* [Aim]: Arrange the stretch of the material from the line containing "overlay-canvas [33,41,767,775]" through the line containing "List every element" as a Markdown table with the columns Row and Entry. Number each line and skip any blank ones.
* START Records provided *
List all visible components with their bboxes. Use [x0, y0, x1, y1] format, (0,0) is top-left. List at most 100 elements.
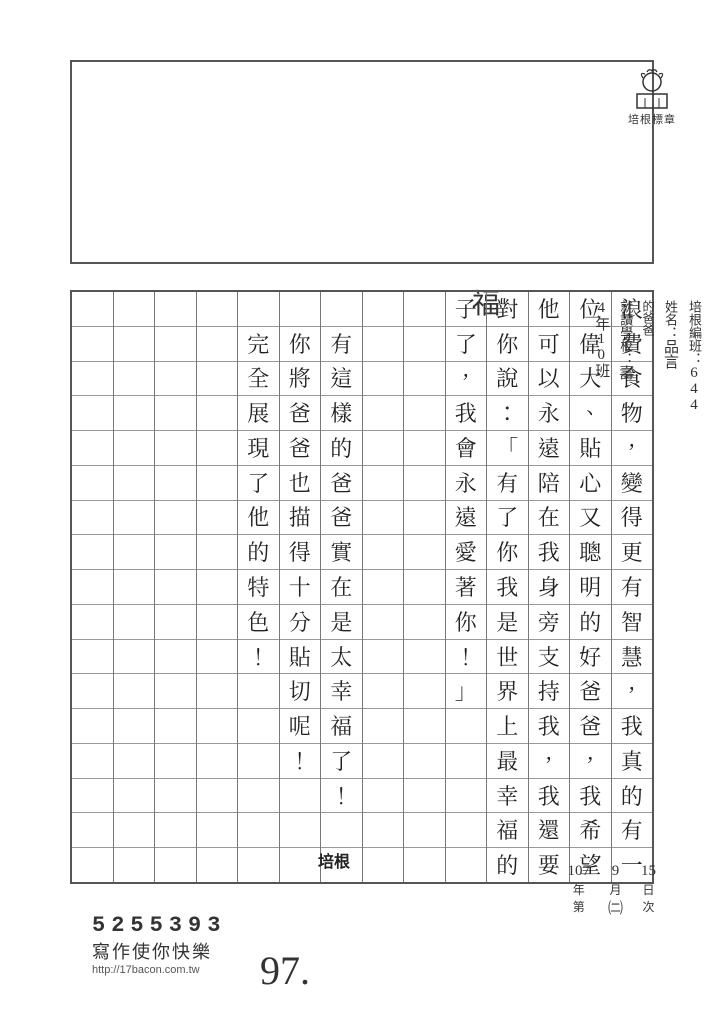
grid-cell [197, 535, 238, 570]
grid-cell [197, 709, 238, 744]
grid-cell: 的 [238, 535, 279, 570]
grid-cell [114, 779, 155, 814]
grid-cell: 持 [529, 674, 570, 709]
grid-cell [155, 292, 196, 327]
grid-cell [238, 848, 279, 882]
grid-cell [72, 744, 113, 779]
grid-cell: ！ [446, 640, 487, 675]
grid-cell: 我 [529, 779, 570, 814]
grid-cell [114, 674, 155, 709]
grid-cell: ！ [321, 779, 362, 814]
page: 福 培根標章 浪費食物，變得更有智慧，我真的有一位偉大、貼心又聰明的好爸爸，我希… [0, 0, 724, 1024]
date-month-lbl: 月 [608, 882, 623, 899]
grid-cell [114, 292, 155, 327]
grid-cell [363, 605, 404, 640]
grid-column: 完全展現了他的特色！ [237, 292, 279, 882]
grid-cell: 樣 [321, 396, 362, 431]
grid-cell [155, 501, 196, 536]
grid-cell: 界 [487, 674, 528, 709]
grid-cell [363, 779, 404, 814]
grid-cell [404, 570, 445, 605]
grid-cell: 福 [321, 709, 362, 744]
grid-cell [72, 466, 113, 501]
date-day-lbl: 日 [641, 882, 656, 899]
grid-cell [446, 779, 487, 814]
grid-cell: 說 [487, 362, 528, 397]
comment-box: 福 [70, 60, 654, 264]
grid-cell [114, 501, 155, 536]
grid-cell [238, 709, 279, 744]
grid-cell: 幸 [487, 779, 528, 814]
grid-cell [155, 570, 196, 605]
grid-cell: 爸 [321, 501, 362, 536]
grid-cell: 永 [529, 396, 570, 431]
grid-cell [363, 848, 404, 882]
grid-cell [363, 570, 404, 605]
grid-cell: 他 [529, 292, 570, 327]
slogan: 寫作使你快樂 [92, 938, 226, 964]
grid-column [154, 292, 196, 882]
grid-cell [404, 396, 445, 431]
school-label: 就讀學校： [618, 300, 633, 365]
grid-cell: 完 [238, 327, 279, 362]
grid-cell [72, 535, 113, 570]
grid-cell [72, 362, 113, 397]
grid-cell [404, 362, 445, 397]
grid-cell: ！ [238, 640, 279, 675]
grid-cell [72, 605, 113, 640]
grid-cell [155, 362, 196, 397]
grid-cell [321, 813, 362, 848]
date-year-lbl: 年 [567, 882, 590, 899]
grid-cell [155, 674, 196, 709]
serial-number: 5255393 [92, 913, 226, 938]
grid-cell: 有 [321, 327, 362, 362]
grid-cell: 」 [446, 674, 487, 709]
grid-cell: 子 [446, 292, 487, 327]
grid-cell [404, 640, 445, 675]
grid-cell [197, 779, 238, 814]
url: http://17bacon.com.tw [92, 964, 226, 976]
grid-cell [197, 396, 238, 431]
grid-cell [446, 813, 487, 848]
grid-cell [155, 327, 196, 362]
grid-cell [114, 466, 155, 501]
grid-cell: 你 [280, 327, 321, 362]
grid-cell [72, 674, 113, 709]
grid-cell [114, 709, 155, 744]
grid-cell [197, 605, 238, 640]
bacon-text-stamp: 培根 [318, 848, 350, 872]
grid-cell: 爸 [321, 466, 362, 501]
grid-cell: 實 [321, 535, 362, 570]
grid-cell [404, 605, 445, 640]
grid-cell: 福 [487, 813, 528, 848]
grid-cell [155, 535, 196, 570]
grid-cell [363, 501, 404, 536]
grid-cell [72, 813, 113, 848]
grid-cell: 我 [529, 535, 570, 570]
grid-cell [72, 640, 113, 675]
grid-cell [238, 813, 279, 848]
grid-cell [197, 570, 238, 605]
grid-cell [238, 744, 279, 779]
date-seq-val: ㈡ [608, 899, 623, 920]
grid-cell: 太 [321, 640, 362, 675]
grid-cell: ： [487, 396, 528, 431]
grid-cell [114, 570, 155, 605]
grid-cell: 遠 [446, 501, 487, 536]
grid-cell [404, 709, 445, 744]
class-value: 644 [686, 365, 702, 413]
grid-cell [238, 779, 279, 814]
grid-cell [280, 848, 321, 882]
grid-cell [404, 813, 445, 848]
grid-cell: 身 [529, 570, 570, 605]
name-label: 姓名： [663, 300, 678, 339]
grid-cell [280, 813, 321, 848]
grid-cell: 了 [487, 501, 528, 536]
grid-cell: 可 [529, 327, 570, 362]
grid-cell [155, 779, 196, 814]
grid-cell: 是 [321, 605, 362, 640]
grid-cell: 展 [238, 396, 279, 431]
grid-column [196, 292, 238, 882]
grid-cell [72, 779, 113, 814]
grid-cell [197, 674, 238, 709]
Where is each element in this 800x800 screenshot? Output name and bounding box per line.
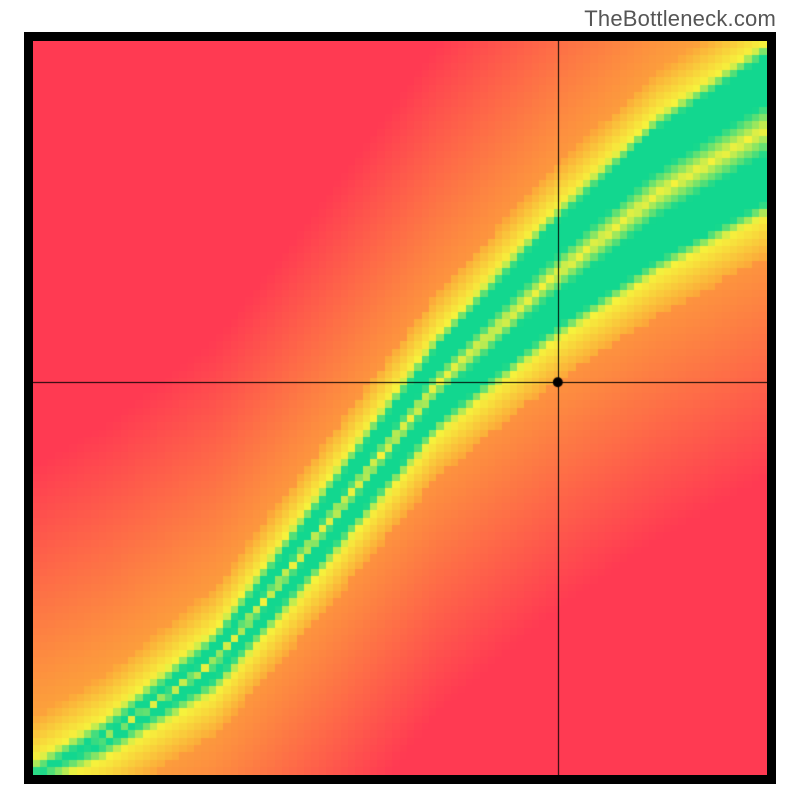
overlay-canvas [33,41,767,775]
plot-area [33,41,767,775]
watermark-text: TheBottleneck.com [584,6,776,32]
plot-frame [24,32,776,784]
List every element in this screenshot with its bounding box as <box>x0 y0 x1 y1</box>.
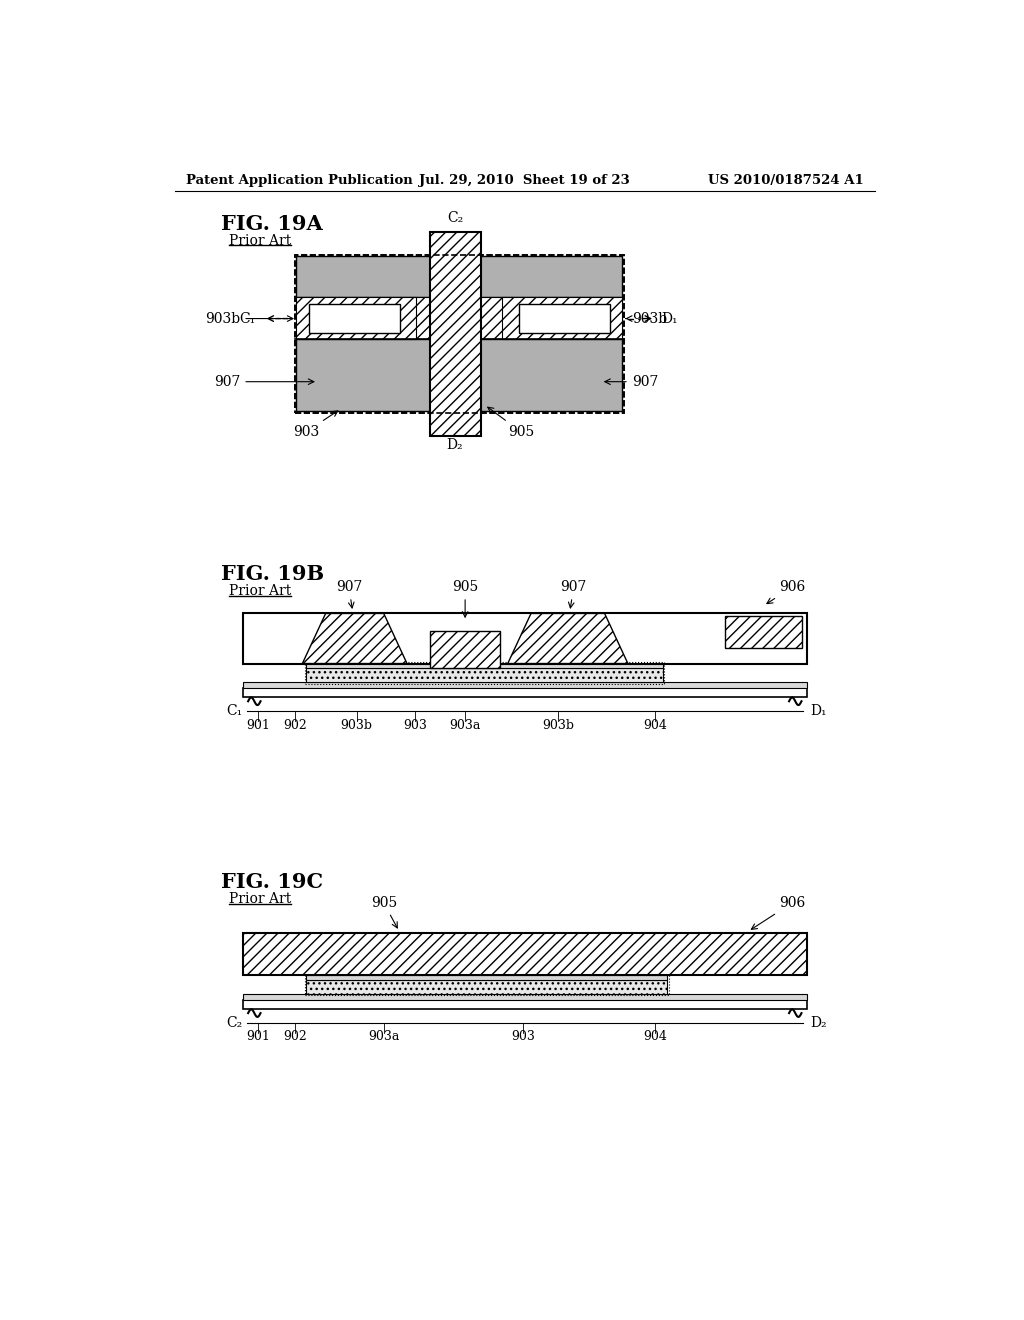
Text: 907: 907 <box>605 375 658 388</box>
Text: 903: 903 <box>293 411 338 438</box>
Bar <box>306 664 663 668</box>
Text: FIG. 19B: FIG. 19B <box>221 564 325 585</box>
Text: Patent Application Publication: Patent Application Publication <box>186 174 413 187</box>
Bar <box>306 979 668 994</box>
Text: 901: 901 <box>246 1031 270 1044</box>
Polygon shape <box>508 614 628 664</box>
Bar <box>518 304 610 333</box>
Text: 906: 906 <box>767 581 805 603</box>
Text: 903b: 903b <box>341 718 373 731</box>
Bar <box>305 975 669 995</box>
Bar <box>725 615 802 648</box>
Bar <box>243 688 807 697</box>
Bar <box>295 255 624 412</box>
Text: US 2010/0187524 A1: US 2010/0187524 A1 <box>709 174 864 187</box>
Text: FIG. 19A: FIG. 19A <box>221 214 323 234</box>
Polygon shape <box>302 614 407 664</box>
Text: 905: 905 <box>371 896 397 928</box>
Text: C₂: C₂ <box>226 1016 243 1030</box>
Text: C₂: C₂ <box>446 211 463 226</box>
Text: D₁: D₁ <box>662 312 678 326</box>
Bar <box>243 614 807 664</box>
Text: Prior Art: Prior Art <box>228 234 291 248</box>
Text: 903: 903 <box>402 718 427 731</box>
Text: D₁: D₁ <box>811 705 827 718</box>
Bar <box>306 668 663 682</box>
Text: 901: 901 <box>246 718 270 731</box>
Bar <box>306 975 668 979</box>
Text: D₂: D₂ <box>811 1016 827 1030</box>
Text: 904: 904 <box>643 718 667 731</box>
Text: Prior Art: Prior Art <box>228 892 291 906</box>
Text: D₂: D₂ <box>446 438 464 451</box>
Text: 902: 902 <box>284 718 307 731</box>
Text: 903b: 903b <box>626 312 667 326</box>
Text: 903b: 903b <box>205 312 293 326</box>
Text: 903a: 903a <box>368 1031 399 1044</box>
Text: 905: 905 <box>452 581 478 618</box>
Text: Prior Art: Prior Art <box>228 585 291 598</box>
Text: 903: 903 <box>511 1031 536 1044</box>
Text: Jul. 29, 2010  Sheet 19 of 23: Jul. 29, 2010 Sheet 19 of 23 <box>420 174 630 187</box>
Text: 906: 906 <box>752 896 805 929</box>
Bar <box>308 304 400 333</box>
Bar <box>243 1001 807 1010</box>
Text: 907: 907 <box>560 581 587 609</box>
Text: C₁: C₁ <box>226 705 243 718</box>
Text: 907: 907 <box>336 581 362 609</box>
Text: 902: 902 <box>284 1031 307 1044</box>
Text: 905: 905 <box>487 407 534 438</box>
Bar <box>430 231 480 436</box>
Bar <box>430 631 500 668</box>
Text: FIG. 19C: FIG. 19C <box>221 873 324 892</box>
Bar <box>243 994 807 1001</box>
Bar <box>305 663 665 684</box>
Bar <box>295 255 624 412</box>
Bar <box>503 297 623 339</box>
Bar <box>296 256 623 297</box>
Text: 903b: 903b <box>542 718 574 731</box>
Text: 904: 904 <box>643 1031 667 1044</box>
Bar <box>296 297 417 339</box>
Text: C₁: C₁ <box>240 312 256 326</box>
Text: 907: 907 <box>214 375 313 388</box>
Bar <box>296 297 623 339</box>
Text: 903a: 903a <box>450 718 481 731</box>
Bar <box>296 339 623 411</box>
Bar <box>243 682 807 688</box>
Bar <box>243 933 807 975</box>
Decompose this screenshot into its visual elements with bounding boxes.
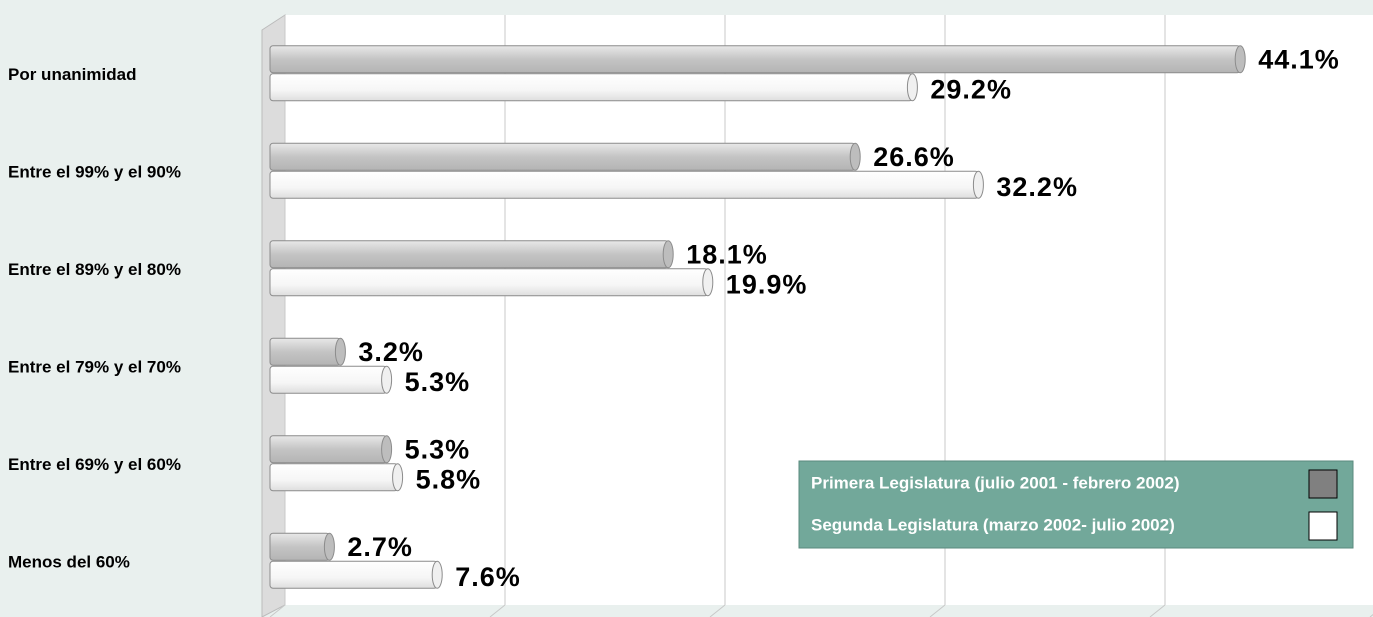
bar-cap	[381, 435, 393, 464]
bar	[269, 45, 1241, 74]
value-label: 44.1%	[1258, 44, 1340, 74]
category-label: Entre el 69% y el 60%	[8, 455, 181, 474]
bar-cap	[431, 560, 443, 589]
bar-cap	[381, 365, 393, 394]
value-label: 7.6%	[455, 562, 521, 592]
bar-cap	[849, 142, 861, 171]
grid-line	[1149, 604, 1166, 617]
bar	[269, 142, 856, 171]
bar-cap	[334, 337, 346, 366]
legend-label: Primera Legislatura (julio 2001 - febrer…	[811, 473, 1179, 492]
value-label: 2.7%	[347, 532, 413, 562]
bar-cap	[972, 170, 984, 199]
bar-cap	[1234, 45, 1246, 74]
legend-swatch	[1308, 511, 1338, 541]
bar	[269, 463, 399, 492]
bar	[269, 73, 913, 102]
bar-cap	[323, 532, 335, 561]
bar-cap	[702, 268, 714, 297]
value-label: 18.1%	[686, 239, 768, 269]
category-label: Entre el 99% y el 90%	[8, 163, 181, 182]
bar-cap	[662, 240, 674, 269]
bar	[269, 337, 341, 366]
value-label: 5.3%	[405, 367, 471, 397]
category-label: Menos del 60%	[8, 553, 130, 572]
legend-swatch	[1308, 469, 1338, 499]
bar-cap	[392, 463, 404, 492]
legend-box	[798, 460, 1354, 549]
bar	[269, 365, 388, 394]
bar	[269, 532, 330, 561]
category-label: Por unanimidad	[8, 65, 136, 84]
bar	[269, 240, 669, 269]
bar	[269, 435, 388, 464]
value-label: 19.9%	[726, 269, 808, 299]
bar	[269, 268, 709, 297]
bar	[269, 560, 438, 589]
grid-line	[269, 604, 286, 617]
value-label: 5.3%	[405, 434, 471, 464]
side-wall	[261, 14, 286, 617]
legend-label: Segunda Legislatura (marzo 2002- julio 2…	[811, 515, 1175, 534]
value-label: 5.8%	[416, 464, 482, 494]
grid-line	[709, 604, 726, 617]
bar-cap	[906, 73, 918, 102]
value-label: 3.2%	[358, 337, 424, 367]
grid-line	[929, 604, 946, 617]
value-label: 32.2%	[996, 172, 1078, 202]
value-label: 26.6%	[873, 142, 955, 172]
category-label: Entre el 89% y el 80%	[8, 260, 181, 279]
grid-line	[489, 604, 506, 617]
bar	[269, 170, 979, 199]
value-label: 29.2%	[930, 74, 1012, 104]
category-label: Entre el 79% y el 70%	[8, 358, 181, 377]
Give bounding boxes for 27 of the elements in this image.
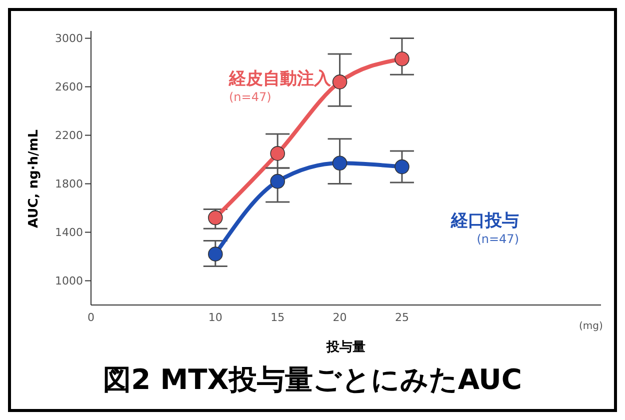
point [332, 74, 348, 90]
x-tick-label: 20 [332, 310, 347, 324]
text: (mg) [579, 321, 603, 332]
x-tick-label: 25 [394, 310, 409, 324]
point [208, 246, 223, 262]
y-tick-label: 3000 [55, 32, 83, 46]
text: 図2 MTX投与量ごとにみたAUC [102, 362, 523, 398]
x-axis-title: 投与量 [326, 340, 366, 355]
y-tick-label: 2200 [55, 129, 83, 142]
y-tick-label: 2600 [55, 80, 83, 94]
x-tick-label: 15 [270, 310, 285, 324]
point [332, 156, 348, 171]
point [270, 146, 285, 161]
x-tick-label: 0 [88, 310, 94, 324]
point [394, 51, 410, 66]
y-tick-label: 1400 [55, 226, 83, 240]
y-tick-label: 1800 [55, 178, 83, 191]
point [208, 210, 223, 226]
annotation: (n=47) [229, 90, 272, 104]
x-tick-label: 10 [208, 310, 222, 324]
point [270, 174, 285, 189]
point [394, 159, 410, 174]
y-axis-title: AUC, ng·h/mL [26, 129, 42, 228]
y-tick-label: 1000 [55, 274, 83, 288]
annotation: (n=47) [476, 232, 519, 246]
series-label: 経皮自動注入 [229, 68, 331, 90]
text: 経口投与 [451, 210, 519, 232]
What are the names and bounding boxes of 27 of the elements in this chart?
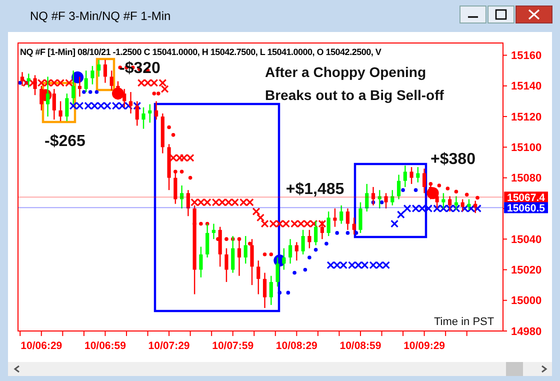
ref-line-label: 15067.4 <box>507 192 546 204</box>
x-tick-label: 10/07:29 <box>148 340 190 352</box>
x-tick-label: 10/09:29 <box>404 340 446 352</box>
chart-subtitle: NQ #F [1-Min] 08/10/21 -1.2500 C 15041.0000, H 15042.7500, L 15041.0000, O 15042.2500, V <box>20 47 382 57</box>
y-tick-label: 15020 <box>511 264 542 277</box>
y-tick-label: 15100 <box>511 142 542 154</box>
annotation: +$380 <box>430 151 476 168</box>
x-tick-label: 10/06:59 <box>84 340 126 352</box>
annotation: Time in PST <box>434 316 494 328</box>
x-tick-label: 10/08:29 <box>276 340 318 352</box>
y-tick-label: 15040 <box>511 234 542 246</box>
annotation: -$265 <box>44 133 86 150</box>
annotation: Breaks out to a Big Sell-off <box>265 87 444 103</box>
annotation: -$320 <box>120 60 161 77</box>
y-tick-label: 14980 <box>511 326 542 338</box>
x-tick-label: 10/06:29 <box>20 340 62 352</box>
y-tick-label: 15160 <box>511 50 542 62</box>
ref-line-label: 15060.5 <box>507 202 546 214</box>
chart-title: NQ #F 3-Min/NQ #F 1-Min <box>30 9 171 23</box>
x-tick-label: 10/07:59 <box>212 340 254 352</box>
y-tick-label: 15000 <box>511 295 542 308</box>
x-tick-label: 10/08:59 <box>340 340 382 352</box>
y-tick-label: 15080 <box>511 172 542 185</box>
y-tick-label: 15140 <box>511 80 542 93</box>
y-tick-label: 15120 <box>511 111 542 124</box>
annotation: +$1,485 <box>286 181 344 198</box>
annotation: After a Choppy Opening <box>265 64 426 80</box>
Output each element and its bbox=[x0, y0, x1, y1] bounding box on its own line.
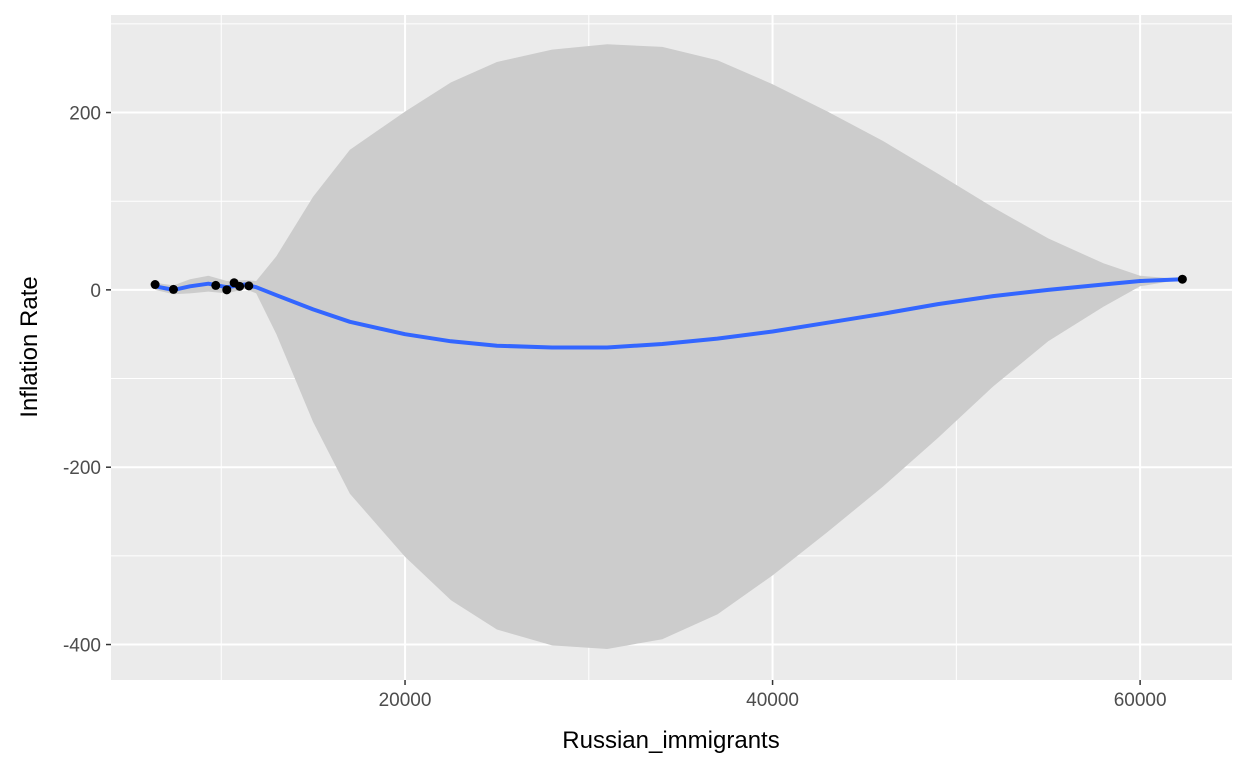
* END Records provided *
* [Exercise answer]:
| Row | Entry |
|---|---|
| 1 | overlay-canvas [33,41,767,775] |
| 2 | plot-area [33,41,767,775] |
| 3 | watermark-text: TheBottleneck.com [584,6,776,32] |
| 4 | plot-frame [24,32,776,784] |
| 5 | List every element in this screenshot with its bounding box as <box>x0 y0 x1 y1</box>. |